▶ **WHAT IS BEING ASKED**:
Return each line holding the string "前者电流从红表笔流出多用表".
* begin GIVEN RECORDS *
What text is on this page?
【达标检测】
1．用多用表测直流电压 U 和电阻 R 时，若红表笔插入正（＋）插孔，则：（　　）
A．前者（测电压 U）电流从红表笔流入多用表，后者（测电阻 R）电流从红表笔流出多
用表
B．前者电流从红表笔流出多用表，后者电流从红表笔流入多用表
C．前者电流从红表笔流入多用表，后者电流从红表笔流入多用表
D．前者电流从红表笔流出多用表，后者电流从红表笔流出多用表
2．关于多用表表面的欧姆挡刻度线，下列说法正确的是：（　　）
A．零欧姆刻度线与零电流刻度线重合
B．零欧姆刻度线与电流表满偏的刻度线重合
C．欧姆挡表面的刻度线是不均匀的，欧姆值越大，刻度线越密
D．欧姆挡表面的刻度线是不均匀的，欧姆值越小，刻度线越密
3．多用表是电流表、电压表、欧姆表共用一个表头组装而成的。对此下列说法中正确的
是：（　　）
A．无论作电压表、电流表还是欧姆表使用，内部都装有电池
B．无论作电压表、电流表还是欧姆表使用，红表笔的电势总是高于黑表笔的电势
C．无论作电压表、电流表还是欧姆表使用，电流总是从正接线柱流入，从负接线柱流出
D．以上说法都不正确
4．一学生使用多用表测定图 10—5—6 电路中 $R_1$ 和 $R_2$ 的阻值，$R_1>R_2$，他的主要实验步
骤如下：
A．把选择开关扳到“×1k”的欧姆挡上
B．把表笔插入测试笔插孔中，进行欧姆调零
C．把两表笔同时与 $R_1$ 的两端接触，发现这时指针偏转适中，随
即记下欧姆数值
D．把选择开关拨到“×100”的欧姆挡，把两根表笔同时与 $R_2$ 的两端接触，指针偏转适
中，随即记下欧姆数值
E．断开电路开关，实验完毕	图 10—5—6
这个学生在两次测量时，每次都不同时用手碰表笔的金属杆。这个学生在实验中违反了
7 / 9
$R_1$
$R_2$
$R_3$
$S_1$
* end GIVEN RECORDS *
* begin GIVEN RECORDS *
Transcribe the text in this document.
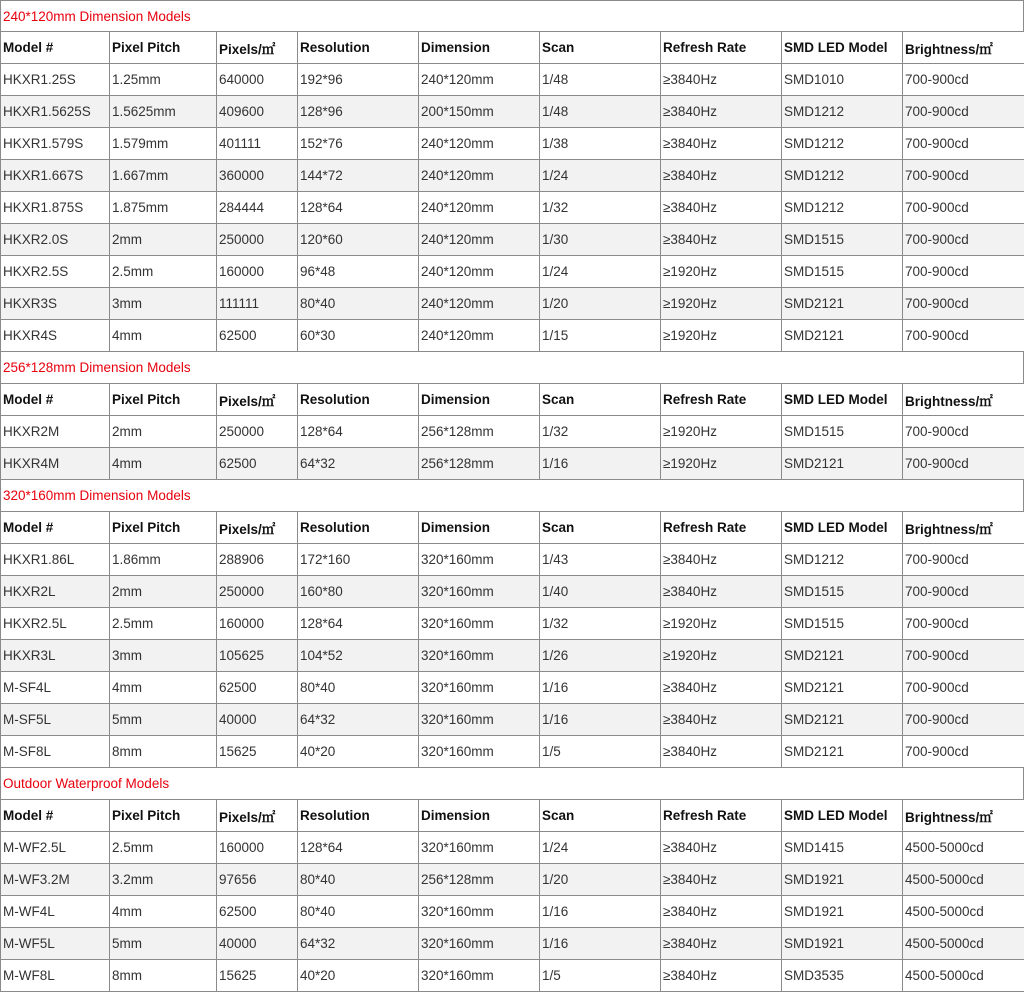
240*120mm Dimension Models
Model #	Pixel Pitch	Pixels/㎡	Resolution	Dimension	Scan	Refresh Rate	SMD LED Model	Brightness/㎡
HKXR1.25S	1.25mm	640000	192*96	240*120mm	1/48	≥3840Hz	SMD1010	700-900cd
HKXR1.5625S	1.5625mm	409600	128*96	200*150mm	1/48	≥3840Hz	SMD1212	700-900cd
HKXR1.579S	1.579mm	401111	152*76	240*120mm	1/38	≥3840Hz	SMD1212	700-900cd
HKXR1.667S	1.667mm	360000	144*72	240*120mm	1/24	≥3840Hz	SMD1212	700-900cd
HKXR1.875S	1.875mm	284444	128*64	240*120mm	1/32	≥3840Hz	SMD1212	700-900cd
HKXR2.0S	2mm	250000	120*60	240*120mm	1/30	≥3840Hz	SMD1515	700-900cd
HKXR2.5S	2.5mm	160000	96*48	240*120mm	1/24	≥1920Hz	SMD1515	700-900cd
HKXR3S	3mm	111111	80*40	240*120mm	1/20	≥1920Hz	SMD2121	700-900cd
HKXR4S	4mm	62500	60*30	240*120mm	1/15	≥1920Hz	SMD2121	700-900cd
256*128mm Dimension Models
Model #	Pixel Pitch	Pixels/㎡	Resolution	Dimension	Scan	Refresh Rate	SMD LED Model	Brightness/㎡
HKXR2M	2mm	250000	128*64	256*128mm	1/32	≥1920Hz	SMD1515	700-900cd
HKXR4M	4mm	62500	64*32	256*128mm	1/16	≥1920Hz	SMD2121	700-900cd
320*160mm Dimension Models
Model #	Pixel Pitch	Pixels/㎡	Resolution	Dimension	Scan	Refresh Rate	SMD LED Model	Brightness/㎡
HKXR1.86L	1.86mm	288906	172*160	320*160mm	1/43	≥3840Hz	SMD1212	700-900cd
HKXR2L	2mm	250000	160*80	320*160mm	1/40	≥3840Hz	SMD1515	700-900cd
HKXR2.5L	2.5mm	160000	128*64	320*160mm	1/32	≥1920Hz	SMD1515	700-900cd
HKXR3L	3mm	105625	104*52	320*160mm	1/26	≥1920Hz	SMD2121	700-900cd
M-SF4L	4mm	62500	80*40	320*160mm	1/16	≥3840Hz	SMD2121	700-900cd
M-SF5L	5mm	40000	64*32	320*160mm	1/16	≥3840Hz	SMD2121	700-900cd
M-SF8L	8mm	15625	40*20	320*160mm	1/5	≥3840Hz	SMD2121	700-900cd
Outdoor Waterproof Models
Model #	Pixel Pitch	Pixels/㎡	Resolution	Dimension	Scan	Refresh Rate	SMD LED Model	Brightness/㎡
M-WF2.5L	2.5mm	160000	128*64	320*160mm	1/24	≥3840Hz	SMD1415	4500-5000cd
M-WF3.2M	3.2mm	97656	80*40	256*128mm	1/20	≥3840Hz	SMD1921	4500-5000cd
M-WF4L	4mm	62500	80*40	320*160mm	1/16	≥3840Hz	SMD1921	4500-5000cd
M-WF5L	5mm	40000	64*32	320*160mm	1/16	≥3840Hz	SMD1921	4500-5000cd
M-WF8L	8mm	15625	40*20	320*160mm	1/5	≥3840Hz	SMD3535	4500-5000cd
* end GIVEN RECORDS *
▶ **ANSWER FOR THIS EXERCISE**:
B．前者电流从红表笔流出多用表，后者电流从红表笔流入多用表
D．前者电流从红表笔流出多用表，后者电流从红表笔流出多用表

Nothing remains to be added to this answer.